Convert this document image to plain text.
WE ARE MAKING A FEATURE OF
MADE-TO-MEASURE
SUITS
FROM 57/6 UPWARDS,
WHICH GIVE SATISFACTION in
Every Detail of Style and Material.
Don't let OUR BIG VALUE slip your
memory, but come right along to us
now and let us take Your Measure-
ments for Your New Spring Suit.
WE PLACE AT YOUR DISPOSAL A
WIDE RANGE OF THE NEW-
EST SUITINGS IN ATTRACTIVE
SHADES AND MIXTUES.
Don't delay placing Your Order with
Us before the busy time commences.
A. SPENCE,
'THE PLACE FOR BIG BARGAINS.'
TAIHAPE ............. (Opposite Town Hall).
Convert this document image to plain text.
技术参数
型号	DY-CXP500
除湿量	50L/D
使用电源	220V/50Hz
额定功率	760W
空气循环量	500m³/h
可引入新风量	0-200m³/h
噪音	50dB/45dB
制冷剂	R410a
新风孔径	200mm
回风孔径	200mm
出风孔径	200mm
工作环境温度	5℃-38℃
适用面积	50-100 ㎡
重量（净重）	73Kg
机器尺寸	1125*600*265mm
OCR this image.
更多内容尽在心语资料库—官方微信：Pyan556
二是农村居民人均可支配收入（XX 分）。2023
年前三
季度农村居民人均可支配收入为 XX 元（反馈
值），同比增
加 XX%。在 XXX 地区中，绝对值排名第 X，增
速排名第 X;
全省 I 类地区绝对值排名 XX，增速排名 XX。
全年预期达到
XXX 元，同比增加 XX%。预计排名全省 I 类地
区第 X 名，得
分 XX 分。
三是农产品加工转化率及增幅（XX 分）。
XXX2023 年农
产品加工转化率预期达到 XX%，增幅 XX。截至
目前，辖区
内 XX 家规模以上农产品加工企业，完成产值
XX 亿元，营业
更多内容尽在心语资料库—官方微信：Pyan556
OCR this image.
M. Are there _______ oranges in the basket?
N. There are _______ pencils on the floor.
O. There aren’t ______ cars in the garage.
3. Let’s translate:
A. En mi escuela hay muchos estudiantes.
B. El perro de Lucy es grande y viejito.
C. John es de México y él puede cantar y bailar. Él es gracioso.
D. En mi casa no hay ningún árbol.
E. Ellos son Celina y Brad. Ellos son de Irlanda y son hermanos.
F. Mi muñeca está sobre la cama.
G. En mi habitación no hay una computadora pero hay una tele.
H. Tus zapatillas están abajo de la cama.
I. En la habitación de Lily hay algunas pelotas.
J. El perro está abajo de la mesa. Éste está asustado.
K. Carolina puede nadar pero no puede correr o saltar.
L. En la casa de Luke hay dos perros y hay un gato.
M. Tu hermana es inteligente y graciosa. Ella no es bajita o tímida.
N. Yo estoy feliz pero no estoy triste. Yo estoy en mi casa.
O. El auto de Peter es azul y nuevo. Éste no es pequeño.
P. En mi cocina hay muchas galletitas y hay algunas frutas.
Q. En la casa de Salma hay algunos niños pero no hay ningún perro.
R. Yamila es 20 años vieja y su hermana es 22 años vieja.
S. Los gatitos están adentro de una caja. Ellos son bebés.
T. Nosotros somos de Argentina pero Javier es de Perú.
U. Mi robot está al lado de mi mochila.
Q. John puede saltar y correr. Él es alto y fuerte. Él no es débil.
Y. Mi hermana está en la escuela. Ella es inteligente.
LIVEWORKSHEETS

————————

Return all of the entries word for word.

• TASK OUTPUT:
Convert this document image to plain text.
WE ARE MAKING A FEATURE OF
MADE-TO-MEASURE
SUITS
FROM 57/6 UPWARDS,
WHICH GIVE SATISFACTION in
Every Detail of Style and Material.
Don't let OUR BIG VALUE slip your
memory, but come right along to us
now and let us take Your Measure-
ments for Your New Spring Suit.
WE PLACE AT YOUR DISPOSAL A
WIDE RANGE OF THE NEW-
EST SUITINGS IN ATTRACTIVE
SHADES AND MIXTUES.
Don't delay placing Your Order with
Us before the busy time commences.
A. SPENCE,
'THE PLACE FOR BIG BARGAINS.'
TAIHAPE ............. (Opposite Town Hall).
Convert this document image to plain text.
技术参数
型号	DY-CXP500
除湿量	50L/D
使用电源	220V/50Hz
额定功率	760W
空气循环量	500m³/h
可引入新风量	0-200m³/h
噪音	50dB/45dB
制冷剂	R410a
新风孔径	200mm
回风孔径	200mm
出风孔径	200mm
工作环境温度	5℃-38℃
适用面积	50-100 ㎡
重量（净重）	73Kg
机器尺寸	1125*600*265mm
OCR this image.
更多内容尽在心语资料库—官方微信：Pyan556
二是农村居民人均可支配收入（XX 分）。2023
年前三
季度农村居民人均可支配收入为 XX 元（反馈
值），同比增
加 XX%。在 XXX 地区中，绝对值排名第 X，增
速排名第 X;
全省 I 类地区绝对值排名 XX，增速排名 XX。
全年预期达到
XXX 元，同比增加 XX%。预计排名全省 I 类地
区第 X 名，得
分 XX 分。
三是农产品加工转化率及增幅（XX 分）。
XXX2023 年农
产品加工转化率预期达到 XX%，增幅 XX。截至
目前，辖区
内 XX 家规模以上农产品加工企业，完成产值
XX 亿元，营业
更多内容尽在心语资料库—官方微信：Pyan556
OCR this image.
M. Are there _______ oranges in the basket?
N. There are _______ pencils on the floor.
O. There aren’t ______ cars in the garage.
3. Let’s translate:
A. En mi escuela hay muchos estudiantes.
B. El perro de Lucy es grande y viejito.
C. John es de México y él puede cantar y bailar. Él es gracioso.
D. En mi casa no hay ningún árbol.
E. Ellos son Celina y Brad. Ellos son de Irlanda y son hermanos.
F. Mi muñeca está sobre la cama.
G. En mi habitación no hay una computadora pero hay una tele.
H. Tus zapatillas están abajo de la cama.
I. En la habitación de Lily hay algunas pelotas.
J. El perro está abajo de la mesa. Éste está asustado.
K. Carolina puede nadar pero no puede correr o saltar.
L. En la casa de Luke hay dos perros y hay un gato.
M. Tu hermana es inteligente y graciosa. Ella no es bajita o tímida.
N. Yo estoy feliz pero no estoy triste. Yo estoy en mi casa.
O. El auto de Peter es azul y nuevo. Éste no es pequeño.
P. En mi cocina hay muchas galletitas y hay algunas frutas.
Q. En la casa de Salma hay algunos niños pero no hay ningún perro.
R. Yamila es 20 años vieja y su hermana es 22 años vieja.
S. Los gatitos están adentro de una caja. Ellos son bebés.
T. Nosotros somos de Argentina pero Javier es de Perú.
U. Mi robot está al lado de mi mochila.
Q. John puede saltar y correr. Él es alto y fuerte. Él no es débil.
Y. Mi hermana está en la escuela. Ella es inteligente.
LIVEWORKSHEETS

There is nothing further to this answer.